- Objective: Go through the listing beneath this task and return every line that carries the string "várias".

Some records
* * * * * * * * *

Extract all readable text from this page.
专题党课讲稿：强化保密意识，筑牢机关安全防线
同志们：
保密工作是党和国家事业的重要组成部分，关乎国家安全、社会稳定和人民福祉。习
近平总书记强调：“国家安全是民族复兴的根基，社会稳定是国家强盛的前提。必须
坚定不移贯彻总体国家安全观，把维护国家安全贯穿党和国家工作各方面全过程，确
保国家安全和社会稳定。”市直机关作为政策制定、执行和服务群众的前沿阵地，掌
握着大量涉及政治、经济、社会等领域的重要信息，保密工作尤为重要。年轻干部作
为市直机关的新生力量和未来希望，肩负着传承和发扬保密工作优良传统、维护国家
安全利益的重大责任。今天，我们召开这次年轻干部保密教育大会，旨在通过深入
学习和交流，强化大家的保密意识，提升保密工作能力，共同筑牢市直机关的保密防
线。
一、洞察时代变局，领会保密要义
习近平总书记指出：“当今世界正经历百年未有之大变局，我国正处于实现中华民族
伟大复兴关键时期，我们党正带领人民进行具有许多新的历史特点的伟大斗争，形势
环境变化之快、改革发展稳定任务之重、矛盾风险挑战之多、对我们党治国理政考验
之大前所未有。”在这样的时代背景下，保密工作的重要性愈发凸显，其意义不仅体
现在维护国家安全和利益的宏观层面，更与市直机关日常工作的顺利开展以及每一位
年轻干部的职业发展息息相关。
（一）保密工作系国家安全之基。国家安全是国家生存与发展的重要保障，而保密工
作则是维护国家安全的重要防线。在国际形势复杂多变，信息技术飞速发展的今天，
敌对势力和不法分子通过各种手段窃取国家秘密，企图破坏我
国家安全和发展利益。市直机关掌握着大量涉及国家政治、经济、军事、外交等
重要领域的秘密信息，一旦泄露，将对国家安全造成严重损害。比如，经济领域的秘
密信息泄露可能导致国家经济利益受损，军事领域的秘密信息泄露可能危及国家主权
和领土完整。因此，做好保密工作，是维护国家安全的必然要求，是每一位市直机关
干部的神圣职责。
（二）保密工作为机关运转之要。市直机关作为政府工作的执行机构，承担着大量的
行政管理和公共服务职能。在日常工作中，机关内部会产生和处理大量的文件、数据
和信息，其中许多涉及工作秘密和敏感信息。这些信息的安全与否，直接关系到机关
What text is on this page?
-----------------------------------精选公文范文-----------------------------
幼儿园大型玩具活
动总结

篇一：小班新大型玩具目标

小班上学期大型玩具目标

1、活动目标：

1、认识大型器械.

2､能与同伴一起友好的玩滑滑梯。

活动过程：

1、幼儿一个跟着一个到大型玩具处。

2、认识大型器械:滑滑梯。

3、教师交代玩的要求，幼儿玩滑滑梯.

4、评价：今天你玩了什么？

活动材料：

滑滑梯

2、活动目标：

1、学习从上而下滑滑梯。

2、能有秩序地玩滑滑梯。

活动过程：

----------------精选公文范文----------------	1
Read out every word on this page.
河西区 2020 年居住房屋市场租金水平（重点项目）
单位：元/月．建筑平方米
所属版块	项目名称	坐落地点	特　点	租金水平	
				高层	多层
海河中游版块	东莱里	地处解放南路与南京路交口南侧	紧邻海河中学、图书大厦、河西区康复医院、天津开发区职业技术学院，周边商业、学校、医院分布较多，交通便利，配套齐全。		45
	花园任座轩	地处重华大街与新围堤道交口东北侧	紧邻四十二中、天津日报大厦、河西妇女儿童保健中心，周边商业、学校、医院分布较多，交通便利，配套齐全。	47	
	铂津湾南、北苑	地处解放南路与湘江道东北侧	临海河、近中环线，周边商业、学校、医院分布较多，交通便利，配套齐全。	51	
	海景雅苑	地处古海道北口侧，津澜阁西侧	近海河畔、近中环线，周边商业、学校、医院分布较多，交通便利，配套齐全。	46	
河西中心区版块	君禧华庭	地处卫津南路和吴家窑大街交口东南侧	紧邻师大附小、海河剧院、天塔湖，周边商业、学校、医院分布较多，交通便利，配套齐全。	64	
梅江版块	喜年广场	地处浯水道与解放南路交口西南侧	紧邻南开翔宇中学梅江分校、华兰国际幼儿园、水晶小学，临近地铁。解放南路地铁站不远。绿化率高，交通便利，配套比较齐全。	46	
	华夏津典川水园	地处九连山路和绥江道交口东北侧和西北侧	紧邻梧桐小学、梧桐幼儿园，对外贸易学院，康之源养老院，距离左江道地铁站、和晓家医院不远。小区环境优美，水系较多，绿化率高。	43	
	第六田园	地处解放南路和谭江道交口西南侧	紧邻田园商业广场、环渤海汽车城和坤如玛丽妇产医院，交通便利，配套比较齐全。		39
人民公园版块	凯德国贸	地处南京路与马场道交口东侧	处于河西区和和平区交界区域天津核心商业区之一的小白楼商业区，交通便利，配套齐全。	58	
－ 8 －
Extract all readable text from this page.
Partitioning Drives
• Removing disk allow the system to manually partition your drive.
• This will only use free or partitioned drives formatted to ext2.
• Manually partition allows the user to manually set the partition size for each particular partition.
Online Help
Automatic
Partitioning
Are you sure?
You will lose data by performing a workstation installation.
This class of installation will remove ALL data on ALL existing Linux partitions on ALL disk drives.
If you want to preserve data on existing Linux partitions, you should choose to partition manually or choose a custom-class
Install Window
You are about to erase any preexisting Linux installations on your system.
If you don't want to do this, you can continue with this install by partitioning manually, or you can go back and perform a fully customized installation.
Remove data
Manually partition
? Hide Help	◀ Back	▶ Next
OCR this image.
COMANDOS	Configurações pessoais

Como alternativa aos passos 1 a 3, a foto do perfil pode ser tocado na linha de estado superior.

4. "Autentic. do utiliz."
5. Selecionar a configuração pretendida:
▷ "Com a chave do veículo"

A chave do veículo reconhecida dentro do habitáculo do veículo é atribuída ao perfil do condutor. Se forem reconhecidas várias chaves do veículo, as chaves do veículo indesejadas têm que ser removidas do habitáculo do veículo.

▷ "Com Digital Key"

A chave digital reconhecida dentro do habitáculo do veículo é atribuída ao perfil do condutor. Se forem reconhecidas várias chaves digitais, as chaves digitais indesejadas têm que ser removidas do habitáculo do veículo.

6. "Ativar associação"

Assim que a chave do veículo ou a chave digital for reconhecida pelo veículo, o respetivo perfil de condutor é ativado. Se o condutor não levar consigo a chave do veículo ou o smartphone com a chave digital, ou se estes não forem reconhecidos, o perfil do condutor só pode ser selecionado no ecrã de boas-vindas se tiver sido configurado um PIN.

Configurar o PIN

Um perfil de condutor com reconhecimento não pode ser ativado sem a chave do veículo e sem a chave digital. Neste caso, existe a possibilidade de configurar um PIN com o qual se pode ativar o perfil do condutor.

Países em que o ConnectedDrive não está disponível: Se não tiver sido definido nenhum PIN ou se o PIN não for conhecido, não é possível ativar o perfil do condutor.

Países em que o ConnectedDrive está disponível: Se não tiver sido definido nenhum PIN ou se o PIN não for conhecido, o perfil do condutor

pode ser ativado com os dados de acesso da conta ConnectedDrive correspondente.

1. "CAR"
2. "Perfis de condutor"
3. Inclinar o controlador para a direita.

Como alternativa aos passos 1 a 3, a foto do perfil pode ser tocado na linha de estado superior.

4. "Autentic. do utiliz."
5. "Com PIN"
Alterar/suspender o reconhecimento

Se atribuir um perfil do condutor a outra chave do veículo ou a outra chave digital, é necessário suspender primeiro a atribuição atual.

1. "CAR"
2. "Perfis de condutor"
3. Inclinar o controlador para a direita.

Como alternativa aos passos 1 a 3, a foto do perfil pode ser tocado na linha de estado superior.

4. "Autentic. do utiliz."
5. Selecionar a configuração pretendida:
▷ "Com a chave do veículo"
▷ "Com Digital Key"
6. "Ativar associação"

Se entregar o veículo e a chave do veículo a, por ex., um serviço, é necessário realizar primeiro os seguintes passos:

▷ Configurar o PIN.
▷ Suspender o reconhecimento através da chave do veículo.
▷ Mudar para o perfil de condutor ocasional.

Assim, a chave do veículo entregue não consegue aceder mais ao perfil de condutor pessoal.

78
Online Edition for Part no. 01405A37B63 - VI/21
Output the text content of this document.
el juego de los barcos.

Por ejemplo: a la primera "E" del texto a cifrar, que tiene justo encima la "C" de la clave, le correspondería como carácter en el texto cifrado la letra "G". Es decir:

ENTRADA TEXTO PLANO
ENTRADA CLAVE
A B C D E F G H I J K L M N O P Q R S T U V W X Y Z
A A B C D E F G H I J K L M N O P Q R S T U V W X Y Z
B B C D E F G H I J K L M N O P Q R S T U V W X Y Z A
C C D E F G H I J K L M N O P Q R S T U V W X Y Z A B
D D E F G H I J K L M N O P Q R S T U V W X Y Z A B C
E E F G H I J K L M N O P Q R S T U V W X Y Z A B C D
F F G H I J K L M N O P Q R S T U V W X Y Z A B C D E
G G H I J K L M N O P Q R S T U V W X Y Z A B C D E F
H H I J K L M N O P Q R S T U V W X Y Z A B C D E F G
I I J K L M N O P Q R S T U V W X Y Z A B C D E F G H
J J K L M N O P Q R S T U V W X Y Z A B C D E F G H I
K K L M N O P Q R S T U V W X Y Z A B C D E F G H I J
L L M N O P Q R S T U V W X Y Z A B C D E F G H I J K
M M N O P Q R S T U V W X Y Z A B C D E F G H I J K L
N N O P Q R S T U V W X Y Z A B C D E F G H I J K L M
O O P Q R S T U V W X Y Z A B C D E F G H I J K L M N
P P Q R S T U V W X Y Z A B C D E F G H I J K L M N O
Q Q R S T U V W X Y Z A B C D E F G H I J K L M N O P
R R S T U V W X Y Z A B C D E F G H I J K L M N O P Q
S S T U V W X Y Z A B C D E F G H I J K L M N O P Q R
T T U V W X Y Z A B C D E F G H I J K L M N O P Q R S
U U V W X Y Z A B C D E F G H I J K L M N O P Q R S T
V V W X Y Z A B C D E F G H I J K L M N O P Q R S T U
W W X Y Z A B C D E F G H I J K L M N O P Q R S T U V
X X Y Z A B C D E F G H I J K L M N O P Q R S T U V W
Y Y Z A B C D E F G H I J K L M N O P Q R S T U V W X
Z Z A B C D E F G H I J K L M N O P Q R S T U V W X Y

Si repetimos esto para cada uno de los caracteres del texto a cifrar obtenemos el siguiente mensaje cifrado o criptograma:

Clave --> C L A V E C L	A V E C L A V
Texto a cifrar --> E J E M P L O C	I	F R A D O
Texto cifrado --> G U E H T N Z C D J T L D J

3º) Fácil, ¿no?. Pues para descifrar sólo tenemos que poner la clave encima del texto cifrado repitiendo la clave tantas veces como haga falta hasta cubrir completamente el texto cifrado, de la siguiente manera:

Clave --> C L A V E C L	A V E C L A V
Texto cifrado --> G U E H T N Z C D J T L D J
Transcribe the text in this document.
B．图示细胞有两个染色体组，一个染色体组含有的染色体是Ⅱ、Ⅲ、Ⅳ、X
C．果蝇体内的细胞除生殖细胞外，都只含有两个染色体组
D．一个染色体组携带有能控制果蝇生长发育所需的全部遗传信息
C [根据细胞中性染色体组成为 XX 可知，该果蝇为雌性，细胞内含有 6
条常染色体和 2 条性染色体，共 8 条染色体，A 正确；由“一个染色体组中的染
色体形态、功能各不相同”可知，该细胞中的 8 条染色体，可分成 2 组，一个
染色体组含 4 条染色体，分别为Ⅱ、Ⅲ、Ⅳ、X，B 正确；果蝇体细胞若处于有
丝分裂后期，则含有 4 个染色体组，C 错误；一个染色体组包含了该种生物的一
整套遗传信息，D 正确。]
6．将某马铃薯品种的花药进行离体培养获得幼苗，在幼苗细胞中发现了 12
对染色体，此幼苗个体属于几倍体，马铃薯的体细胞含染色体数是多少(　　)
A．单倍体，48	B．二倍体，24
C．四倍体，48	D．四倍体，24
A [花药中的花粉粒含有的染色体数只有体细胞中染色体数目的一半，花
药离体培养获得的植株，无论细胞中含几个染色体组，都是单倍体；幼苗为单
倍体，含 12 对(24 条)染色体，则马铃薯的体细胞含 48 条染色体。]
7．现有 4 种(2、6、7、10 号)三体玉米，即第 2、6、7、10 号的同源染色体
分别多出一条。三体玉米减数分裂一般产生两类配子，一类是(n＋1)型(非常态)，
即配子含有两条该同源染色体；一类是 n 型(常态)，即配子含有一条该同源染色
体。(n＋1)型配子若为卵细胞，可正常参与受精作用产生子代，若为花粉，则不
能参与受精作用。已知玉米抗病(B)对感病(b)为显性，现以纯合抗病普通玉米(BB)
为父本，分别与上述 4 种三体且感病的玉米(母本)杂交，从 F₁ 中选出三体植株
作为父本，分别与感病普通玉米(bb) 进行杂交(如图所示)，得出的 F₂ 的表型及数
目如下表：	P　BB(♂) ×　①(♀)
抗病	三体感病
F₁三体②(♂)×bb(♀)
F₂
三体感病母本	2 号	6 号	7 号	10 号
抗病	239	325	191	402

* * * * * * * * *

- Expected output:
A chave do veículo reconhecida dentro do habitáculo do veículo é atribuída ao perfil do condutor. Se forem reconhecidas várias chaves do veículo, as chaves do veículo indesejadas têm que ser removidas do habitáculo do veículo.
A chave digital reconhecida dentro do habitáculo do veículo é atribuída ao perfil do condutor. Se forem reconhecidas várias chaves digitais, as chaves digitais indesejadas têm que ser removidas do habitáculo do veículo.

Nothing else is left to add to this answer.